___ SUPPLIED RECORDS

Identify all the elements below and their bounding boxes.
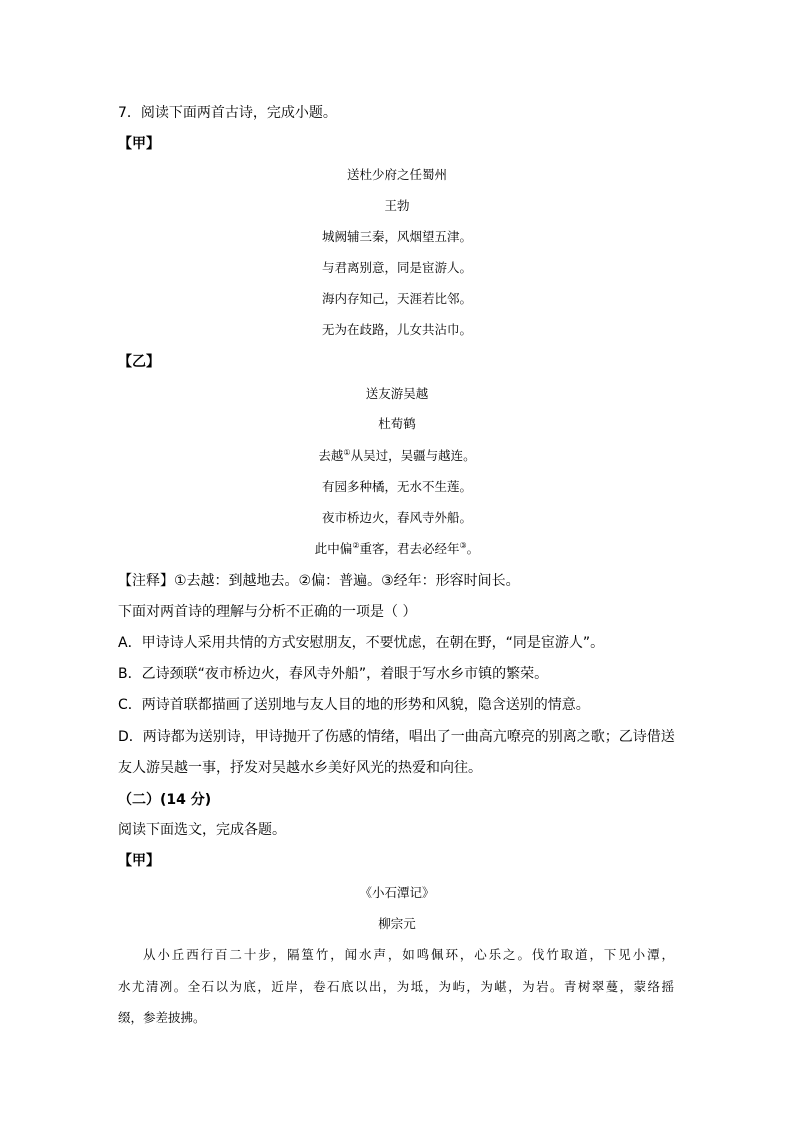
question-7-intro: 7．阅读下面两首古诗，完成小题。 [118, 105, 337, 121]
poem1-title: 送杜少府之任蜀州 [346, 167, 447, 182]
section-intro: 阅读下面选文，完成各题。 [118, 822, 286, 838]
poem2-title: 送友游吴越 [365, 386, 429, 401]
poem2-line: 此中偏②重客，君去必经年③。 [314, 540, 480, 556]
poem1-line: 与君离别意，同是宦游人。 [321, 260, 472, 275]
poem1-author: 王勃 [384, 198, 410, 213]
jia-label: 【甲】 [118, 136, 160, 152]
question-stem: 下面对两首诗的理解与分析不正确的一项是（ ） [118, 604, 417, 620]
footnote-marker: ③ [459, 540, 467, 550]
poem2-line: 去越①从吴过，吴疆与越连。 [318, 447, 476, 463]
jia-label-2: 【甲】 [118, 853, 160, 869]
essay-title: 《小石潭记》 [359, 885, 435, 900]
option-d-line2: 友人游吴越一事，抒发对吴越水乡美好风光的热爱和向往。 [118, 760, 482, 776]
option-b: B．乙诗颈联“夜市桥边火，春风寺外船”，着眼于写水乡市镇的繁荣。 [118, 666, 549, 682]
footnote-marker: ② [352, 540, 360, 550]
option-a: A．甲诗诗人采用共情的方式安慰朋友，不要忧虑，在朝在野，“同是宦游人”。 [118, 635, 605, 651]
poem2-line: 夜市桥边火，春风寺外船。 [321, 510, 472, 525]
essay-paragraph-line: 缀，参差披拂。 [118, 1010, 206, 1025]
poem1-line: 海内存知己，天涯若比邻。 [321, 291, 472, 306]
option-c: C．两诗首联都描画了送别地与友人目的地的形势和风貌，隐含送别的情意。 [118, 697, 590, 713]
essay-author: 柳宗元 [378, 916, 416, 931]
poem2-author: 杜荀鹤 [378, 416, 416, 431]
poem1-line: 无为在歧路，儿女共沾巾。 [321, 322, 472, 337]
poem2-line: 有园多种橘，无水不生莲。 [321, 479, 472, 494]
yi-label: 【乙】 [118, 354, 160, 370]
poem1-line: 城阙辅三秦，风烟望五津。 [321, 229, 472, 244]
essay-paragraph-line: 从小丘西行百二十步，隔篁竹，闻水声，如鸣佩环，心乐之。伐竹取道，下见小潭， [143, 947, 674, 962]
footnote-marker: ① [343, 447, 351, 457]
essay-paragraph-line: 水尤清冽。全石以为底，近岸，卷石底以出，为坻，为屿，为嵁，为岩。青树翠蔓，蒙络摇 [118, 979, 674, 994]
annotation-notes: 【注释】①去越：到越地去。②偏：普遍。③经年：形容时间长。 [118, 573, 520, 589]
section-heading: （二）(14 分) [118, 792, 212, 808]
option-d-line1: D．两诗都为送别诗，甲诗抛开了伤感的情绪，唱出了一曲高亢嘹亮的别离之歌；乙诗借送 [118, 729, 675, 745]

______

Pull every line of the material above into your answer word for word, leaving out the picture.

Identify all the elements below and their bounding boxes.
question-7-intro: 7．阅读下面两首古诗，完成小题。 [118, 105, 337, 121]
poem1-title: 送杜少府之任蜀州 [346, 167, 447, 182]
section-intro: 阅读下面选文，完成各题。 [118, 822, 286, 838]
poem2-title: 送友游吴越 [365, 386, 429, 401]
poem2-line: 此中偏②重客，君去必经年③。 [314, 540, 480, 556]
poem1-line: 与君离别意，同是宦游人。 [321, 260, 472, 275]
poem1-author: 王勃 [384, 198, 410, 213]
jia-label: 【甲】 [118, 136, 160, 152]
question-stem: 下面对两首诗的理解与分析不正确的一项是（ ） [118, 604, 417, 620]
footnote-marker: ③ [459, 540, 467, 550]
poem2-line: 去越①从吴过，吴疆与越连。 [318, 447, 476, 463]
jia-label-2: 【甲】 [118, 853, 160, 869]
essay-title: 《小石潭记》 [359, 885, 435, 900]
option-d-line2: 友人游吴越一事，抒发对吴越水乡美好风光的热爱和向往。 [118, 760, 482, 776]
option-b: B．乙诗颈联“夜市桥边火，春风寺外船”，着眼于写水乡市镇的繁荣。 [118, 666, 549, 682]
footnote-marker: ② [352, 540, 360, 550]
option-a: A．甲诗诗人采用共情的方式安慰朋友，不要忧虑，在朝在野，“同是宦游人”。 [118, 635, 605, 651]
poem2-line: 夜市桥边火，春风寺外船。 [321, 510, 472, 525]
essay-paragraph-line: 缀，参差披拂。 [118, 1010, 206, 1025]
poem1-line: 海内存知己，天涯若比邻。 [321, 291, 472, 306]
option-c: C．两诗首联都描画了送别地与友人目的地的形势和风貌，隐含送别的情意。 [118, 697, 590, 713]
essay-author: 柳宗元 [378, 916, 416, 931]
poem2-author: 杜荀鹤 [378, 416, 416, 431]
poem1-line: 无为在歧路，儿女共沾巾。 [321, 322, 472, 337]
poem2-line: 有园多种橘，无水不生莲。 [321, 479, 472, 494]
yi-label: 【乙】 [118, 354, 160, 370]
poem1-line: 城阙辅三秦，风烟望五津。 [321, 229, 472, 244]
essay-paragraph-line: 从小丘西行百二十步，隔篁竹，闻水声，如鸣佩环，心乐之。伐竹取道，下见小潭， [143, 947, 674, 962]
footnote-marker: ① [343, 447, 351, 457]
essay-paragraph-line: 水尤清冽。全石以为底，近岸，卷石底以出，为坻，为屿，为嵁，为岩。青树翠蔓，蒙络摇 [118, 979, 674, 994]
annotation-notes: 【注释】①去越：到越地去。②偏：普遍。③经年：形容时间长。 [118, 573, 520, 589]
section-heading: （二）(14 分) [118, 792, 212, 808]
option-d-line1: D．两诗都为送别诗，甲诗抛开了伤感的情绪，唱出了一曲高亢嘹亮的别离之歌；乙诗借送 [118, 729, 675, 745]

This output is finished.